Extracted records
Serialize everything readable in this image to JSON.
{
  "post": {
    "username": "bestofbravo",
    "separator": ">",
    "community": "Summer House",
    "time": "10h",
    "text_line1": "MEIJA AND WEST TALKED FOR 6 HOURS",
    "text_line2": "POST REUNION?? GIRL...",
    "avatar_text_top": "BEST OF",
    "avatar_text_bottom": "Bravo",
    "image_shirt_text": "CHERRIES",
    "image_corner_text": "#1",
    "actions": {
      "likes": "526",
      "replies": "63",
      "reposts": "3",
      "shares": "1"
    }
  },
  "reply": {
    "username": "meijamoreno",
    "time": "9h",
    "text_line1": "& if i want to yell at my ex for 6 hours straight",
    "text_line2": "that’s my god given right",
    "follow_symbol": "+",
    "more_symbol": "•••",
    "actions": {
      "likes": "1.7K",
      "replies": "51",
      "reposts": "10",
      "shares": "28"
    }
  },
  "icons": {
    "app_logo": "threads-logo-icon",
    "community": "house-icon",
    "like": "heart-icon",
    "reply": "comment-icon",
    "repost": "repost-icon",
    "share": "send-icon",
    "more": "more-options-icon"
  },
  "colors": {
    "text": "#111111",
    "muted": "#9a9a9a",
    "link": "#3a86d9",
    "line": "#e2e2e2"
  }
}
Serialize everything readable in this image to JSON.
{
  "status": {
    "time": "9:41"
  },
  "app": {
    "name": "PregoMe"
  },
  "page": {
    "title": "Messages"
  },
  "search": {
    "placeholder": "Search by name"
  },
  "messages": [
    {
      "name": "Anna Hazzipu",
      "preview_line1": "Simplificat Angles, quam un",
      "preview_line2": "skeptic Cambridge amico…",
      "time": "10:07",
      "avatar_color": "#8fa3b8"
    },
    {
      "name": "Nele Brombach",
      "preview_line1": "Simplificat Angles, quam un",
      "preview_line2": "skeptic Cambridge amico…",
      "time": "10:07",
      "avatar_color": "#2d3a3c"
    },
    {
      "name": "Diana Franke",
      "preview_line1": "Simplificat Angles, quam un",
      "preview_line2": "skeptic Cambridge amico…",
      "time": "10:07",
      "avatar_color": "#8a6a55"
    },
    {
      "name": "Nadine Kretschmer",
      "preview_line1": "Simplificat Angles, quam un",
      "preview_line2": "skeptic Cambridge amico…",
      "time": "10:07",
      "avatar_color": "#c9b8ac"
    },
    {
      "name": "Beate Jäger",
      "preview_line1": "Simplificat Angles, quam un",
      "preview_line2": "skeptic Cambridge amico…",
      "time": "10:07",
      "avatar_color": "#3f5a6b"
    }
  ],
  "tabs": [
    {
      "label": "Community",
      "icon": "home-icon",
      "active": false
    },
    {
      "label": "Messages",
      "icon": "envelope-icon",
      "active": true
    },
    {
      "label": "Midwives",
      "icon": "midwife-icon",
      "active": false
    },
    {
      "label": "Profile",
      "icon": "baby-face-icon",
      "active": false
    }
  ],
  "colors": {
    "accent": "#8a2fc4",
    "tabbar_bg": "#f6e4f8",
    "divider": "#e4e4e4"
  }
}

- **WHAT TO PRODUCE**
Please return the data above exactly as given.

- **OUTPUT BELOW**
Serialize everything readable in this image to JSON.
{
  "post": {
    "username": "bestofbravo",
    "separator": ">",
    "community": "Summer House",
    "time": "10h",
    "text_line1": "MEIJA AND WEST TALKED FOR 6 HOURS",
    "text_line2": "POST REUNION?? GIRL...",
    "avatar_text_top": "BEST OF",
    "avatar_text_bottom": "Bravo",
    "image_shirt_text": "CHERRIES",
    "image_corner_text": "#1",
    "actions": {
      "likes": "526",
      "replies": "63",
      "reposts": "3",
      "shares": "1"
    }
  },
  "reply": {
    "username": "meijamoreno",
    "time": "9h",
    "text_line1": "& if i want to yell at my ex for 6 hours straight",
    "text_line2": "that’s my god given right",
    "follow_symbol": "+",
    "more_symbol": "•••",
    "actions": {
      "likes": "1.7K",
      "replies": "51",
      "reposts": "10",
      "shares": "28"
    }
  },
  "icons": {
    "app_logo": "threads-logo-icon",
    "community": "house-icon",
    "like": "heart-icon",
    "reply": "comment-icon",
    "repost": "repost-icon",
    "share": "send-icon",
    "more": "more-options-icon"
  },
  "colors": {
    "text": "#111111",
    "muted": "#9a9a9a",
    "link": "#3a86d9",
    "line": "#e2e2e2"
  }
}
Serialize everything readable in this image to JSON.
{
  "status": {
    "time": "9:41"
  },
  "app": {
    "name": "PregoMe"
  },
  "page": {
    "title": "Messages"
  },
  "search": {
    "placeholder": "Search by name"
  },
  "messages": [
    {
      "name": "Anna Hazzipu",
      "preview_line1": "Simplificat Angles, quam un",
      "preview_line2": "skeptic Cambridge amico…",
      "time": "10:07",
      "avatar_color": "#8fa3b8"
    },
    {
      "name": "Nele Brombach",
      "preview_line1": "Simplificat Angles, quam un",
      "preview_line2": "skeptic Cambridge amico…",
      "time": "10:07",
      "avatar_color": "#2d3a3c"
    },
    {
      "name": "Diana Franke",
      "preview_line1": "Simplificat Angles, quam un",
      "preview_line2": "skeptic Cambridge amico…",
      "time": "10:07",
      "avatar_color": "#8a6a55"
    },
    {
      "name": "Nadine Kretschmer",
      "preview_line1": "Simplificat Angles, quam un",
      "preview_line2": "skeptic Cambridge amico…",
      "time": "10:07",
      "avatar_color": "#c9b8ac"
    },
    {
      "name": "Beate Jäger",
      "preview_line1": "Simplificat Angles, quam un",
      "preview_line2": "skeptic Cambridge amico…",
      "time": "10:07",
      "avatar_color": "#3f5a6b"
    }
  ],
  "tabs": [
    {
      "label": "Community",
      "icon": "home-icon",
      "active": false
    },
    {
      "label": "Messages",
      "icon": "envelope-icon",
      "active": true
    },
    {
      "label": "Midwives",
      "icon": "midwife-icon",
      "active": false
    },
    {
      "label": "Profile",
      "icon": "baby-face-icon",
      "active": false
    }
  ],
  "colors": {
    "accent": "#8a2fc4",
    "tabbar_bg": "#f6e4f8",
    "divider": "#e4e4e4"
  }
}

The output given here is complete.